*WHAT YOU HAVE TO DO*.
Copy the data below exactly.

*Stored dataset items*.
-----

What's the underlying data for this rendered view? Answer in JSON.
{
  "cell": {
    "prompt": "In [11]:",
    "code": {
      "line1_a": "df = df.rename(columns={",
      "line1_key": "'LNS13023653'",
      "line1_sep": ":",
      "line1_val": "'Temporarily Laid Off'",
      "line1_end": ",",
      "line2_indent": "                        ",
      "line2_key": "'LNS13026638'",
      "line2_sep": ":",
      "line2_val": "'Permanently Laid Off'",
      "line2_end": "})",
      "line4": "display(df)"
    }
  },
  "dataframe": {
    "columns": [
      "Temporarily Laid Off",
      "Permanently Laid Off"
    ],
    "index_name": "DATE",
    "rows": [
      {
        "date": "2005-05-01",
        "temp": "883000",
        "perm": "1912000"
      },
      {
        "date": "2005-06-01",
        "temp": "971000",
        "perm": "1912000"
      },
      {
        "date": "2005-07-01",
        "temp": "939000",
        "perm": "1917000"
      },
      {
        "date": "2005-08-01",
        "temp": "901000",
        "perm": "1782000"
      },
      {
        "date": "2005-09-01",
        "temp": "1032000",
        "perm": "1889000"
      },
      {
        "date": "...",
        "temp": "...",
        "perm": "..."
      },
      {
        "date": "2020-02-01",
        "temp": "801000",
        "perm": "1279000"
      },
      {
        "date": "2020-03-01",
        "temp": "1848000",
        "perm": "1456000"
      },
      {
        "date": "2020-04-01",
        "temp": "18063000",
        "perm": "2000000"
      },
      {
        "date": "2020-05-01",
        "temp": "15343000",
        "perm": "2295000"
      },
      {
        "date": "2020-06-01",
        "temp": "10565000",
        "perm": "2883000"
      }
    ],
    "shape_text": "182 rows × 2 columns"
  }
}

-----

*SOLUTION TO THIS EXERCISE*.
What's the underlying data for this rendered view? Answer in JSON.
{
  "cell": {
    "prompt": "In [11]:",
    "code": {
      "line1_a": "df = df.rename(columns={",
      "line1_key": "'LNS13023653'",
      "line1_sep": ":",
      "line1_val": "'Temporarily Laid Off'",
      "line1_end": ",",
      "line2_indent": "                        ",
      "line2_key": "'LNS13026638'",
      "line2_sep": ":",
      "line2_val": "'Permanently Laid Off'",
      "line2_end": "})",
      "line4": "display(df)"
    }
  },
  "dataframe": {
    "columns": [
      "Temporarily Laid Off",
      "Permanently Laid Off"
    ],
    "index_name": "DATE",
    "rows": [
      {
        "date": "2005-05-01",
        "temp": "883000",
        "perm": "1912000"
      },
      {
        "date": "2005-06-01",
        "temp": "971000",
        "perm": "1912000"
      },
      {
        "date": "2005-07-01",
        "temp": "939000",
        "perm": "1917000"
      },
      {
        "date": "2005-08-01",
        "temp": "901000",
        "perm": "1782000"
      },
      {
        "date": "2005-09-01",
        "temp": "1032000",
        "perm": "1889000"
      },
      {
        "date": "...",
        "temp": "...",
        "perm": "..."
      },
      {
        "date": "2020-02-01",
        "temp": "801000",
        "perm": "1279000"
      },
      {
        "date": "2020-03-01",
        "temp": "1848000",
        "perm": "1456000"
      },
      {
        "date": "2020-04-01",
        "temp": "18063000",
        "perm": "2000000"
      },
      {
        "date": "2020-05-01",
        "temp": "15343000",
        "perm": "2295000"
      },
      {
        "date": "2020-06-01",
        "temp": "10565000",
        "perm": "2883000"
      }
    ],
    "shape_text": "182 rows × 2 columns"
  }
}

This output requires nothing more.